■ **WHAT YOU ARE ASKED TO DO**
Copy out every record below exactly as written, but leave out any pictures.

■ **Data items**
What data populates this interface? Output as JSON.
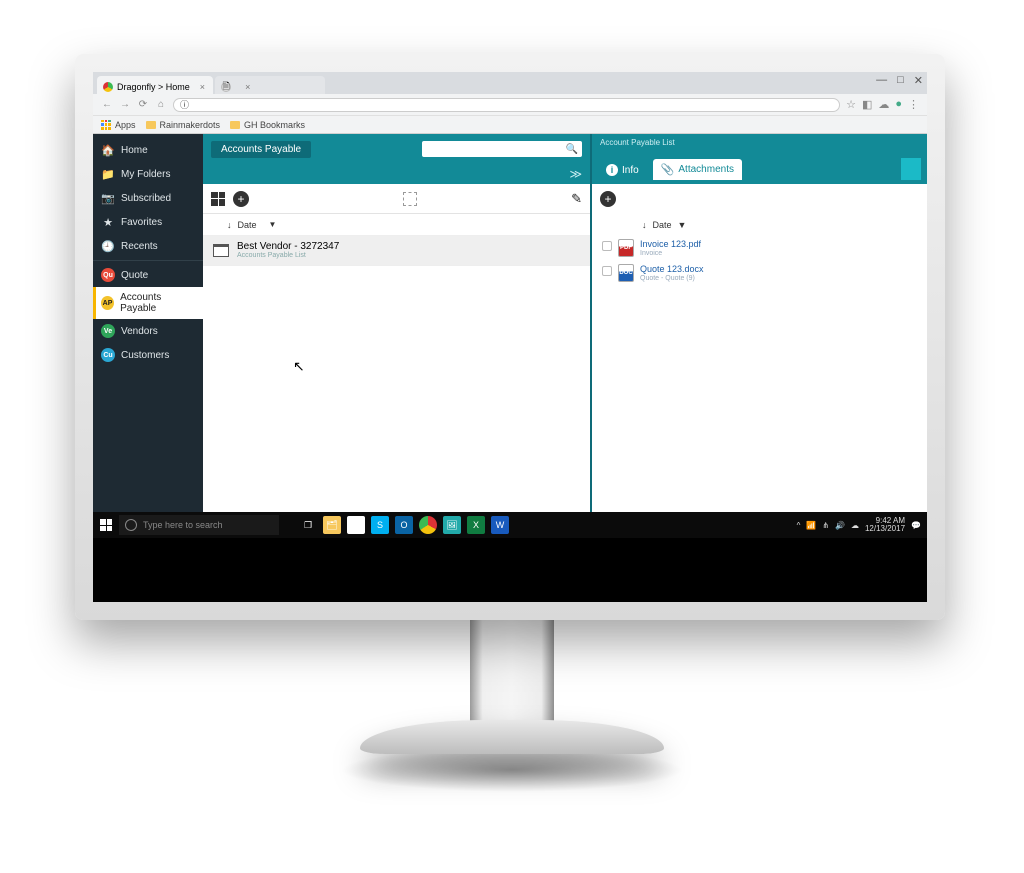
{
  "browser": {
    "tab1_title": "Dragonfly > Home",
    "tab2_title": "",
    "win_min": "—",
    "win_max": "□",
    "win_close": "✕",
    "bookmarks": {
      "apps_label": "Apps",
      "item1": "Rainmakerdots",
      "item2": "GH Bookmarks"
    },
    "omnibox_prefix": "ⓘ",
    "star": "☆"
  },
  "sidebar": {
    "items": [
      {
        "label": "Home",
        "icon": "🏠"
      },
      {
        "label": "My Folders",
        "icon": "📁"
      },
      {
        "label": "Subscribed",
        "icon": "📷"
      },
      {
        "label": "Favorites",
        "icon": "★"
      },
      {
        "label": "Recents",
        "icon": "🕘"
      }
    ],
    "apps": [
      {
        "code": "Qu",
        "label": "Quote",
        "color": "#e84b3a"
      },
      {
        "code": "AP",
        "label": "Accounts Payable",
        "color": "#f3c22b",
        "active": true
      },
      {
        "code": "Ve",
        "label": "Vendors",
        "color": "#2fa55a"
      },
      {
        "code": "Cu",
        "label": "Customers",
        "color": "#2aa7d4"
      }
    ]
  },
  "center": {
    "header_title": "Accounts Payable",
    "expand_icon": "≫",
    "sort_label": "Date",
    "folder": {
      "name": "Best Vendor - 3272347",
      "sub": "Accounts Payable List"
    }
  },
  "right": {
    "header_crumb": "Account Payable List",
    "tab_info": "Info",
    "tab_attach": "Attachments",
    "sort_label": "Date",
    "files": [
      {
        "name": "Invoice 123.pdf",
        "sub": "Invoice",
        "type": "pdf"
      },
      {
        "name": "Quote 123.docx",
        "sub": "Quote - Quote (9)",
        "type": "doc"
      }
    ]
  },
  "taskbar": {
    "search_placeholder": "Type here to search",
    "time": "9:42 AM",
    "date": "12/13/2017"
  }
}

■ **SOLUTION FOR THIS TASK**
What data populates this interface? Output as JSON.
{
  "browser": {
    "tab1_title": "Dragonfly > Home",
    "tab2_title": "",
    "win_min": "—",
    "win_max": "□",
    "win_close": "✕",
    "bookmarks": {
      "apps_label": "Apps",
      "item1": "Rainmakerdots",
      "item2": "GH Bookmarks"
    },
    "omnibox_prefix": "ⓘ",
    "star": "☆"
  },
  "sidebar": {
    "items": [
      {
        "label": "Home",
        "icon": "🏠"
      },
      {
        "label": "My Folders",
        "icon": "📁"
      },
      {
        "label": "Subscribed",
        "icon": "📷"
      },
      {
        "label": "Favorites",
        "icon": "★"
      },
      {
        "label": "Recents",
        "icon": "🕘"
      }
    ],
    "apps": [
      {
        "code": "Qu",
        "label": "Quote",
        "color": "#e84b3a"
      },
      {
        "code": "AP",
        "label": "Accounts Payable",
        "color": "#f3c22b",
        "active": true
      },
      {
        "code": "Ve",
        "label": "Vendors",
        "color": "#2fa55a"
      },
      {
        "code": "Cu",
        "label": "Customers",
        "color": "#2aa7d4"
      }
    ]
  },
  "center": {
    "header_title": "Accounts Payable",
    "expand_icon": "≫",
    "sort_label": "Date",
    "folder": {
      "name": "Best Vendor - 3272347",
      "sub": "Accounts Payable List"
    }
  },
  "right": {
    "header_crumb": "Account Payable List",
    "tab_info": "Info",
    "tab_attach": "Attachments",
    "sort_label": "Date",
    "files": [
      {
        "name": "Invoice 123.pdf",
        "sub": "Invoice",
        "type": "pdf"
      },
      {
        "name": "Quote 123.docx",
        "sub": "Quote - Quote (9)",
        "type": "doc"
      }
    ]
  },
  "taskbar": {
    "search_placeholder": "Type here to search",
    "time": "9:42 AM",
    "date": "12/13/2017"
  }
}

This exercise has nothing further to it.